[START]
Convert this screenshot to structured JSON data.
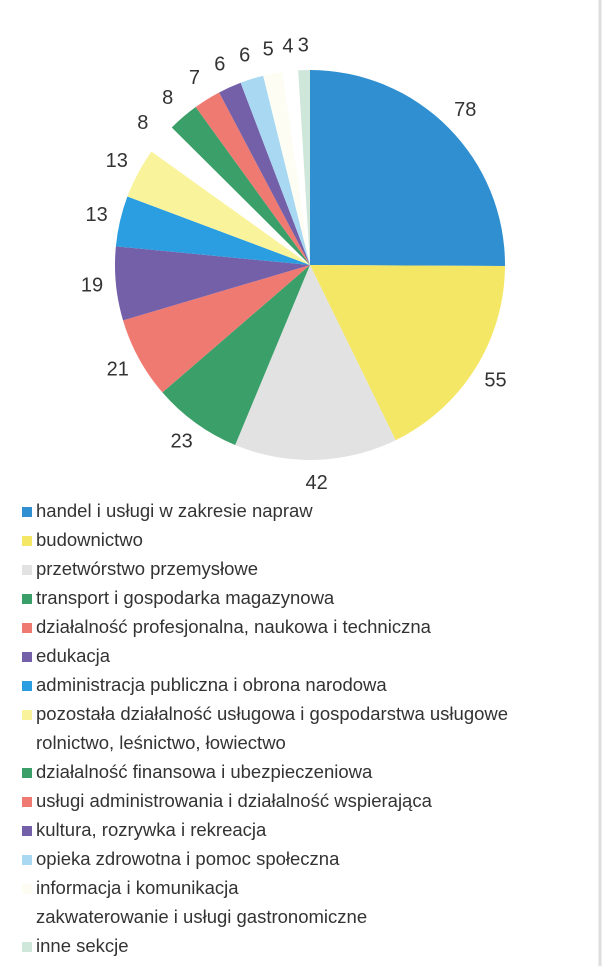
{
  "chart_data": {
    "type": "pie",
    "categories": [
      "handel i usługi w zakresie napraw",
      "budownictwo",
      "przetwórstwo przemysłowe",
      "transport i gospodarka magazynowa",
      "działalność profesjonalna, naukowa i techniczna",
      "edukacja",
      "administracja publiczna i obrona narodowa",
      "pozostała działalność usługowa i gospodarstwa usługowe",
      "rolnictwo, leśnictwo, łowiectwo",
      "działalność finansowa i ubezpieczeniowa",
      "usługi administrowania i działalność wspierająca",
      "kultura, rozrywka i rekreacja",
      "opieka zdrowotna i pomoc społeczna",
      "informacja i komunikacja",
      "zakwaterowanie i usługi gastronomiczne",
      "inne sekcje"
    ],
    "values": [
      78,
      55,
      42,
      23,
      21,
      19,
      13,
      13,
      8,
      8,
      7,
      6,
      6,
      5,
      4,
      3
    ],
    "colors": [
      "#2f8fd0",
      "#f4e765",
      "#e2e2e2",
      "#3a9f68",
      "#ef7a72",
      "#7460a8",
      "#2a9ee0",
      "#f9f39c",
      "#ffffff",
      "#3a9f68",
      "#ef7a72",
      "#7460a8",
      "#a9d9f2",
      "#fdfdf4",
      "#ffffff",
      "#cfe6da"
    ],
    "legend": "bottom"
  }
}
[END]
Exercise prompt ▸
Exactly reproduce the entries above, minus the pictures.

Written reply ▸
Convert this screenshot to structured JSON data.
{
  "chart_data": {
    "type": "pie",
    "categories": [
      "handel i usługi w zakresie napraw",
      "budownictwo",
      "przetwórstwo przemysłowe",
      "transport i gospodarka magazynowa",
      "działalność profesjonalna, naukowa i techniczna",
      "edukacja",
      "administracja publiczna i obrona narodowa",
      "pozostała działalność usługowa i gospodarstwa usługowe",
      "rolnictwo, leśnictwo, łowiectwo",
      "działalność finansowa i ubezpieczeniowa",
      "usługi administrowania i działalność wspierająca",
      "kultura, rozrywka i rekreacja",
      "opieka zdrowotna i pomoc społeczna",
      "informacja i komunikacja",
      "zakwaterowanie i usługi gastronomiczne",
      "inne sekcje"
    ],
    "values": [
      78,
      55,
      42,
      23,
      21,
      19,
      13,
      13,
      8,
      8,
      7,
      6,
      6,
      5,
      4,
      3
    ],
    "colors": [
      "#2f8fd0",
      "#f4e765",
      "#e2e2e2",
      "#3a9f68",
      "#ef7a72",
      "#7460a8",
      "#2a9ee0",
      "#f9f39c",
      "#ffffff",
      "#3a9f68",
      "#ef7a72",
      "#7460a8",
      "#a9d9f2",
      "#fdfdf4",
      "#ffffff",
      "#cfe6da"
    ],
    "legend": "bottom"
  }
}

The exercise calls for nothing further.